TO BE DONE: Write the listing below out again exactly, dropping the images.

SUPPLIED MATERIAL:
— Begin —
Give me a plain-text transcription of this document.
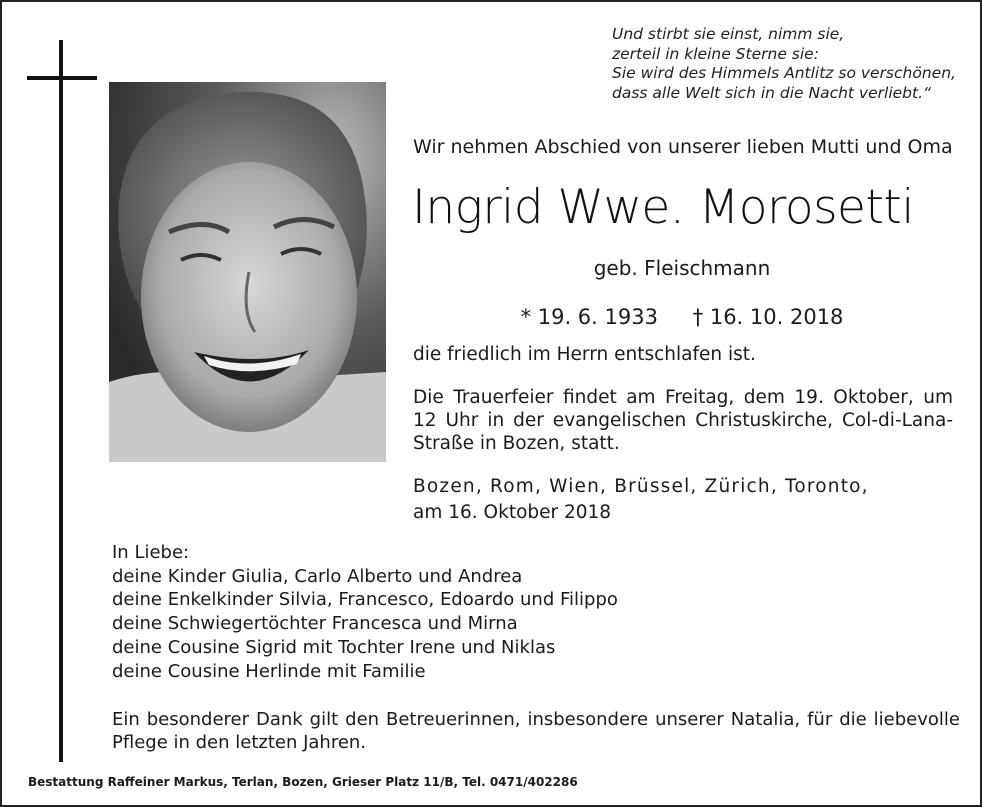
Und stirbt sie einst, nimm sie,
zerteil in kleine Sterne sie:
Sie wird des Himmels Antlitz so verschönen,
dass alle Welt sich in die Nacht verliebt.“
Wir nehmen Abschied von unserer lieben Mutti und Oma
Ingrid Wwe. Morosetti
geb. Fleischmann
* 19. 6. 1933 † 16. 10. 2018
die friedlich im Herrn entschlafen ist.
Die Trauerfeier findet am Freitag, dem 19. Oktober, um 12 Uhr in der evangelischen Christuskirche, Col-di-Lana-Straße in Bozen, statt.
Bozen, Rom, Wien, Brüssel, Zürich, Toronto,
am 16. Oktober 2018
In Liebe:
deine Kinder Giulia, Carlo Alberto und Andrea
deine Enkelkinder Silvia, Francesco, Edoardo und Filippo
deine Schwiegertöchter Francesca und Mirna
deine Cousine Sigrid mit Tochter Irene und Niklas
deine Cousine Herlinde mit Familie
Ein besonderer Dank gilt den Betreuerinnen, insbesondere unserer Natalia, für die liebevolle Pflege in den letzten Jahren.
Bestattung Raffeiner Markus, Terlan, Bozen, Grieser Platz 11/B, Tel. 0471/402286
— End —
SOLUTION TO THIS TASK:
Give me a plain-text transcription of this document.
Und stirbt sie einst, nimm sie,
zerteil in kleine Sterne sie:
Sie wird des Himmels Antlitz so verschönen,
dass alle Welt sich in die Nacht verliebt.“
Wir nehmen Abschied von unserer lieben Mutti und Oma
Ingrid Wwe. Morosetti
geb. Fleischmann
* 19. 6. 1933 † 16. 10. 2018
die friedlich im Herrn entschlafen ist.
Die Trauerfeier findet am Freitag, dem 19. Oktober, um 12 Uhr in der evangelischen Christuskirche, Col-di-Lana-Straße in Bozen, statt.
Bozen, Rom, Wien, Brüssel, Zürich, Toronto,
am 16. Oktober 2018
In Liebe:
deine Kinder Giulia, Carlo Alberto und Andrea
deine Enkelkinder Silvia, Francesco, Edoardo und Filippo
deine Schwiegertöchter Francesca und Mirna
deine Cousine Sigrid mit Tochter Irene und Niklas
deine Cousine Herlinde mit Familie
Ein besonderer Dank gilt den Betreuerinnen, insbesondere unserer Natalia, für die liebevolle Pflege in den letzten Jahren.
Bestattung Raffeiner Markus, Terlan, Bozen, Grieser Platz 11/B, Tel. 0471/402286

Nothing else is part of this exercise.